Short task:
Return all lines below containing the word "Macro".

Rows:

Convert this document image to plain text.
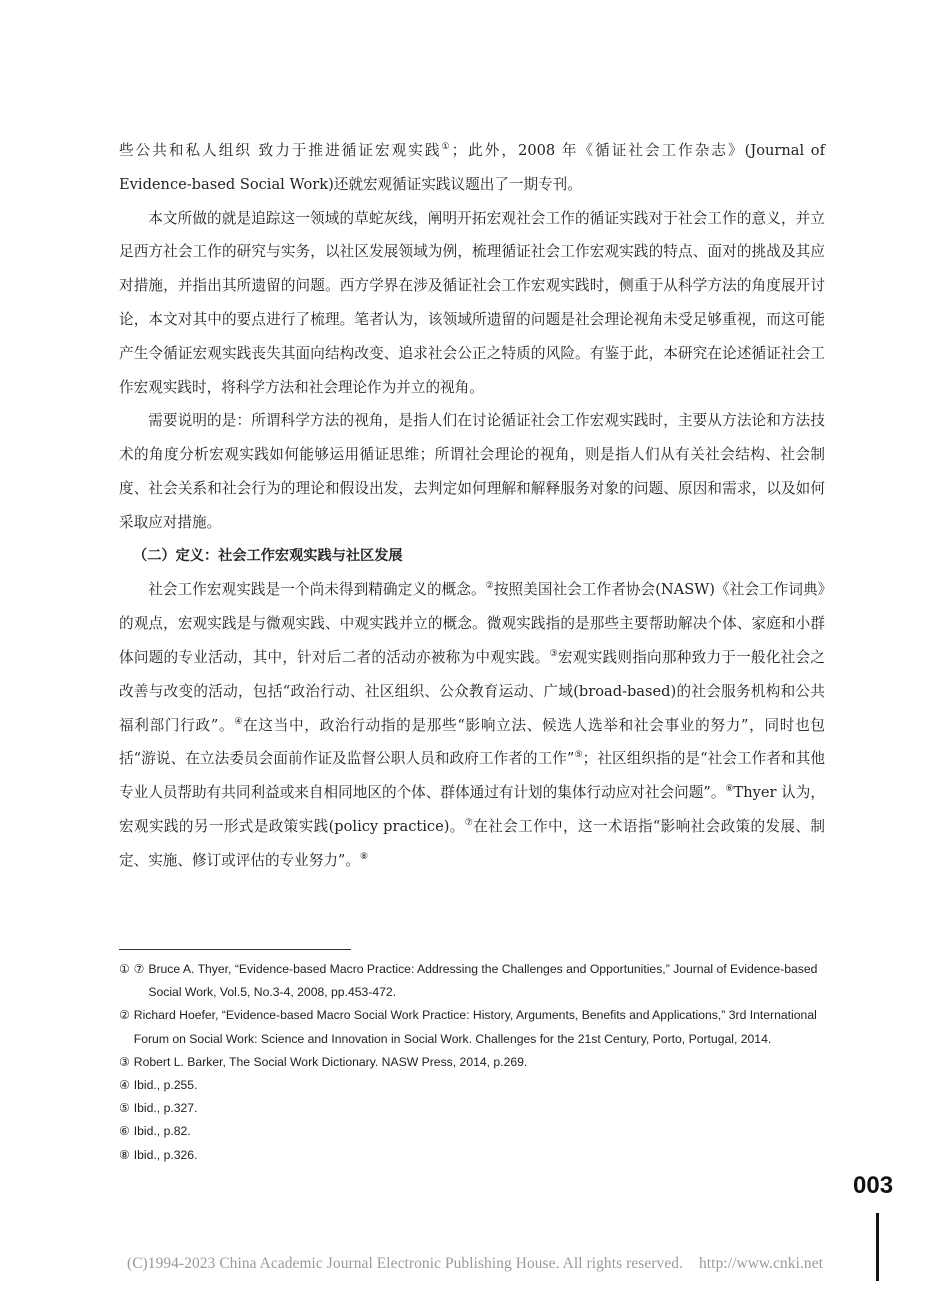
些公共和私人组织 致力于推进循证宏观实践①；此外，2008 年《循证社会工作杂志》(Journal of Evidence-based Social Work)还就宏观循证实践议题出了一期专刊。

本文所做的就是追踪这一领域的草蛇灰线，阐明开拓宏观社会工作的循证实践对于社会工作的意义，并立足西方社会工作的研究与实务，以社区发展领域为例，梳理循证社会工作宏观实践的特点、面对的挑战及其应对措施，并指出其所遗留的问题。西方学界在涉及循证社会工作宏观实践时，侧重于从科学方法的角度展开讨论，本文对其中的要点进行了梳理。笔者认为，该领域所遗留的问题是社会理论视角未受足够重视，而这可能产生令循证宏观实践丧失其面向结构改变、追求社会公正之特质的风险。有鉴于此，本研究在论述循证社会工作宏观实践时，将科学方法和社会理论作为并立的视角。

需要说明的是：所谓科学方法的视角，是指人们在讨论循证社会工作宏观实践时，主要从方法论和方法技术的角度分析宏观实践如何能够运用循证思维；所谓社会理论的视角，则是指人们从有关社会结构、社会制度、社会关系和社会行为的理论和假设出发，去判定如何理解和解释服务对象的问题、原因和需求，以及如何采取应对措施。

（二）定义：社会工作宏观实践与社区发展

社会工作宏观实践是一个尚未得到精确定义的概念。②按照美国社会工作者协会(NASW)《社会工作词典》的观点，宏观实践是与微观实践、中观实践并立的概念。微观实践指的是那些主要帮助解决个体、家庭和小群体问题的专业活动，其中，针对后二者的活动亦被称为中观实践。③宏观实践则指向那种致力于一般化社会之改善与改变的活动，包括“政治行动、社区组织、公众教育运动、广域(broad-based)的社会服务机构和公共福利部门行政”。④在这当中，政治行动指的是那些“影响立法、候选人选举和社会事业的努力”，同时也包括“游说、在立法委员会面前作证及监督公职人员和政府工作者的工作”⑤；社区组织指的是“社会工作者和其他专业人员帮助有共同利益或来自相同地区的个体、群体通过有计划的集体行动应对社会问题”。⑥Thyer 认为，宏观实践的另一形式是政策实践(policy practice)。⑦在社会工作中，这一术语指“影响社会政策的发展、制定、实施、修订或评估的专业努力”。⑧

① ⑦ Bruce A. Thyer, “Evidence-based Macro Practice: Addressing the Challenges and Opportunities,” Journal of Evidence-based Social Work, Vol.5, No.3-4, 2008, pp.453-472.
② Richard Hoefer, “Evidence-based Macro Social Work Practice: History, Arguments, Benefits and Applications,” 3rd International Forum on Social Work: Science and Innovation in Social Work. Challenges for the 21st Century, Porto, Portugal, 2014.
③ Robert L. Barker, The Social Work Dictionary. NASW Press, 2014, p.269.
④ Ibid., p.255.
⑤ Ibid., p.327.
⑥ Ibid., p.82.
⑧ Ibid., p.326.
003
(C)1994-2023 China Academic Journal Electronic Publishing House. All rights reserved. http://www.cnki.net
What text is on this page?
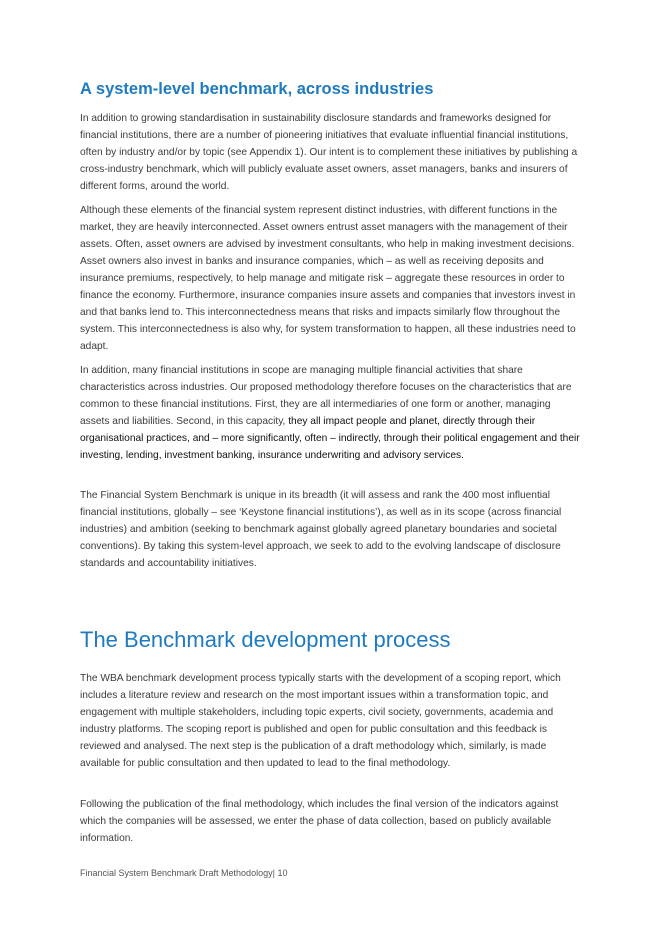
A system-level benchmark, across industries

In addition to growing standardisation in sustainability disclosure standards and frameworks designed for financial institutions, there are a number of pioneering initiatives that evaluate influential financial institutions, often by industry and/or by topic (see Appendix 1). Our intent is to complement these initiatives by publishing a cross-industry benchmark, which will publicly evaluate asset owners, asset managers, banks and insurers of different forms, around the world.

Although these elements of the financial system represent distinct industries, with different functions in the market, they are heavily interconnected. Asset owners entrust asset managers with the management of their assets. Often, asset owners are advised by investment consultants, who help in making investment decisions. Asset owners also invest in banks and insurance companies, which – as well as receiving deposits and insurance premiums, respectively, to help manage and mitigate risk – aggregate these resources in order to finance the economy. Furthermore, insurance companies insure assets and companies that investors invest in and that banks lend to. This interconnectedness means that risks and impacts similarly flow throughout the system. This interconnectedness is also why, for system transformation to happen, all these industries need to adapt.

In addition, many financial institutions in scope are managing multiple financial activities that share characteristics across industries. Our proposed methodology therefore focuses on the characteristics that are common to these financial institutions. First, they are all intermediaries of one form or another, managing assets and liabilities. Second, in this capacity, they all impact people and planet, directly through their organisational practices, and – more significantly, often – indirectly, through their political engagement and their investing, lending, investment banking, insurance underwriting and advisory services.

The Financial System Benchmark is unique in its breadth (it will assess and rank the 400 most influential financial institutions, globally – see ‘Keystone financial institutions’), as well as in its scope (across financial industries) and ambition (seeking to benchmark against globally agreed planetary boundaries and societal conventions). By taking this system-level approach, we seek to add to the evolving landscape of disclosure standards and accountability initiatives.

The Benchmark development process

The WBA benchmark development process typically starts with the development of a scoping report, which includes a literature review and research on the most important issues within a transformation topic, and engagement with multiple stakeholders, including topic experts, civil society, governments, academia and industry platforms. The scoping report is published and open for public consultation and this feedback is reviewed and analysed. The next step is the publication of a draft methodology which, similarly, is made available for public consultation and then updated to lead to the final methodology.

Following the publication of the final methodology, which includes the final version of the indicators against which the companies will be assessed, we enter the phase of data collection, based on publicly available information.

Financial System Benchmark Draft Methodology| 10
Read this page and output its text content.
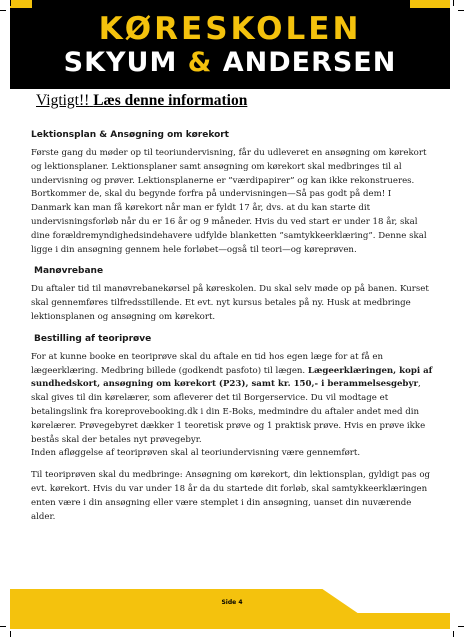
KØRESKOLEN
SKYUM & ANDERSEN
Vigtigt!! Læs denne information
Lektionsplan & Ansøgning om kørekort

Første gang du møder op til teoriundervisning, får du udleveret en ansøgning om kørekort og lektionsplaner. Lektionsplaner samt ansøgning om kørekort skal medbringes til al undervisning og prøver. Lektionsplanerne er ”værdipapirer” og kan ikke rekonstrueres. Bortkommer de, skal du begynde forfra på undervisningen—Så pas godt på dem! I Danmark kan man få kørekort når man er fyldt 17 år, dvs. at du kan starte dit undervisningsforløb når du er 16 år og 9 måneder. Hvis du ved start er under 18 år, skal dine forældremyndighedsindehavere udfylde blanketten ”samtykkeerklæring”. Denne skal ligge i din ansøgning gennem hele forløbet—også til teori—og køreprøven.

Manøvrebane

Du aftaler tid til manøvrebanekørsel på køreskolen. Du skal selv møde op på banen. Kurset skal gennemføres tilfredsstillende. Et evt. nyt kursus betales på ny. Husk at medbringe lektionsplanen og ansøgning om kørekort.

Bestilling af teoriprøve

For at kunne booke en teoriprøve skal du aftale en tid hos egen læge for at få en lægeerklæring. Medbring billede (godkendt pasfoto) til lægen. Lægeerklæringen, kopi af sundhedskort, ansøgning om kørekort (P23), samt kr. 150,- i berammelsesgebyr, skal gives til din kørelærer, som afleverer det til Borgerservice. Du vil modtage et betalingslink fra koreprovebooking.dk i din E-Boks, medmindre du aftaler andet med din kørelærer. Prøvegebyret dækker 1 teoretisk prøve og 1 praktisk prøve. Hvis en prøve ikke bestås skal der betales nyt prøvegebyr.
Inden afløggelse af teoriprøven skal al teoriundervisning være gennemført.

Til teoriprøven skal du medbringe: Ansøgning om kørekort, din lektionsplan, gyldigt pas og evt. kørekort. Hvis du var under 18 år da du startede dit forløb, skal samtykkeerklæringen enten være i din ansøgning eller være stemplet i din ansøgning, uanset din nuværende alder.

Side 4
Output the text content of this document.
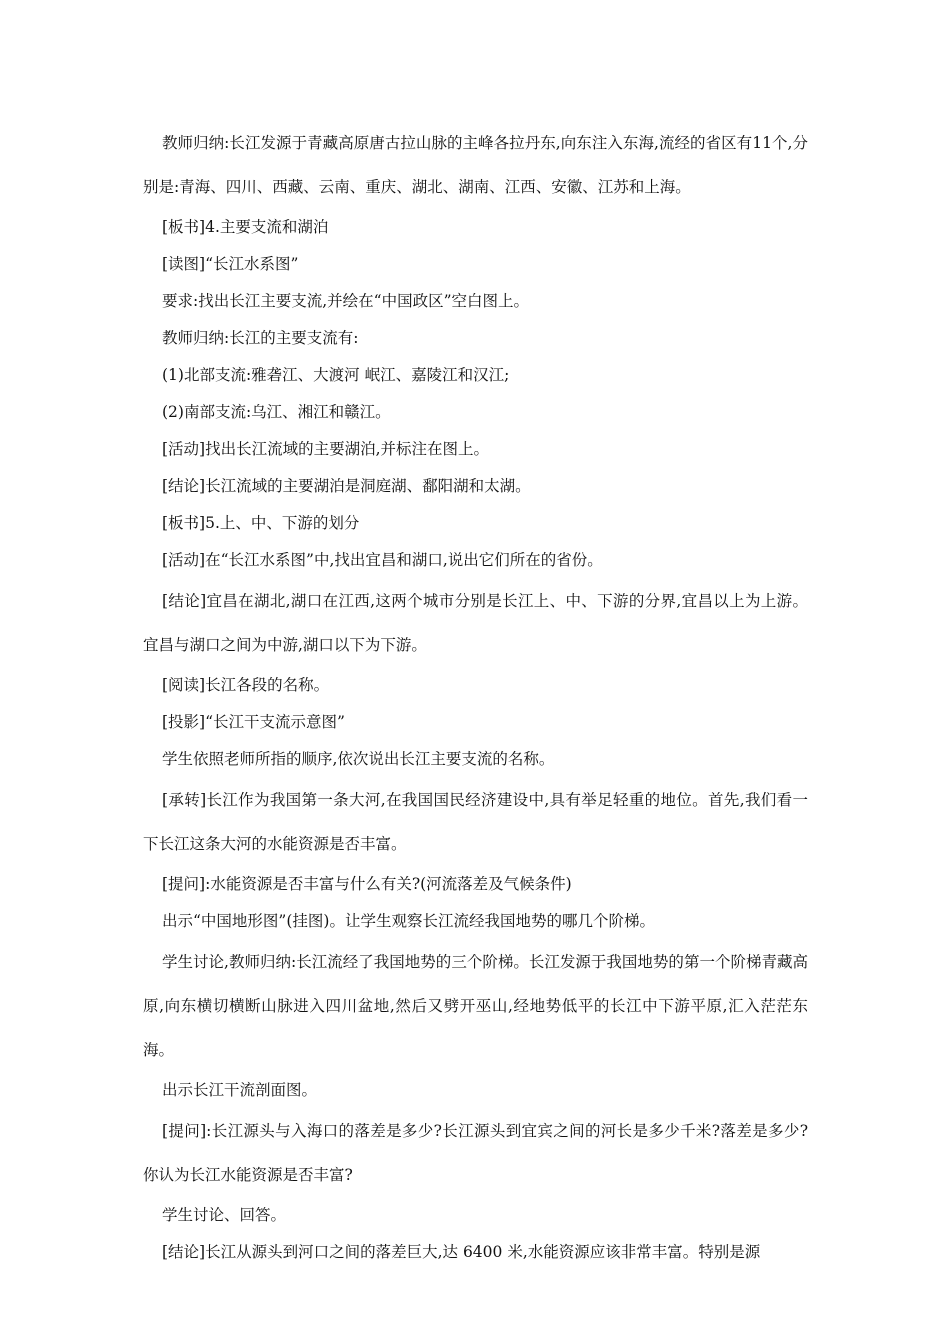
教师归纳:长江发源于青藏高原唐古拉山脉的主峰各拉丹东,向东注入东海,流经的省区有11个,分别是:青海、四川、西藏、云南、重庆、湖北、湖南、江西、安徽、江苏和上海。

[板书]4.主要支流和湖泊

[读图]“长江水系图”

要求:找出长江主要支流,并绘在“中国政区”空白图上。

教师归纳:长江的主要支流有:

(1)北部支流:雅砻江、大渡河 岷江、嘉陵江和汉江;

(2)南部支流:乌江、湘江和赣江。

[活动]找出长江流域的主要湖泊,并标注在图上。

[结论]长江流域的主要湖泊是洞庭湖、鄱阳湖和太湖。

[板书]5.上、中、下游的划分

[活动]在“长江水系图”中,找出宜昌和湖口,说出它们所在的省份。

[结论]宜昌在湖北,湖口在江西,这两个城市分别是长江上、中、下游的分界,宜昌以上为上游。宜昌与湖口之间为中游,湖口以下为下游。

[阅读]长江各段的名称。

[投影]“长江干支流示意图”

学生依照老师所指的顺序,依次说出长江主要支流的名称。

[承转]长江作为我国第一条大河,在我国国民经济建设中,具有举足轻重的地位。首先,我们看一下长江这条大河的水能资源是否丰富。

[提问]:水能资源是否丰富与什么有关?(河流落差及气候条件)

出示“中国地形图”(挂图)。让学生观察长江流经我国地势的哪几个阶梯。

学生讨论,教师归纳:长江流经了我国地势的三个阶梯。长江发源于我国地势的第一个阶梯青藏高原,向东横切横断山脉进入四川盆地,然后又劈开巫山,经地势低平的长江中下游平原,汇入茫茫东海。

出示长江干流剖面图。

[提问]:长江源头与入海口的落差是多少?长江源头到宜宾之间的河长是多少千米?落差是多少?你认为长江水能资源是否丰富?

学生讨论、回答。

[结论]长江从源头到河口之间的落差巨大,达 6400 米,水能资源应该非常丰富。特别是源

Final answer:
① ⑦ Bruce A. Thyer, “Evidence-based Macro Practice: Addressing the Challenges and Opportunities,” Journal of Evidence-based Social Work, Vol.5, No.3-4, 2008, pp.453-472.
② Richard Hoefer, “Evidence-based Macro Social Work Practice: History, Arguments, Benefits and Applications,” 3rd International Forum on Social Work: Science and Innovation in Social Work. Challenges for the 21st Century, Porto, Portugal, 2014.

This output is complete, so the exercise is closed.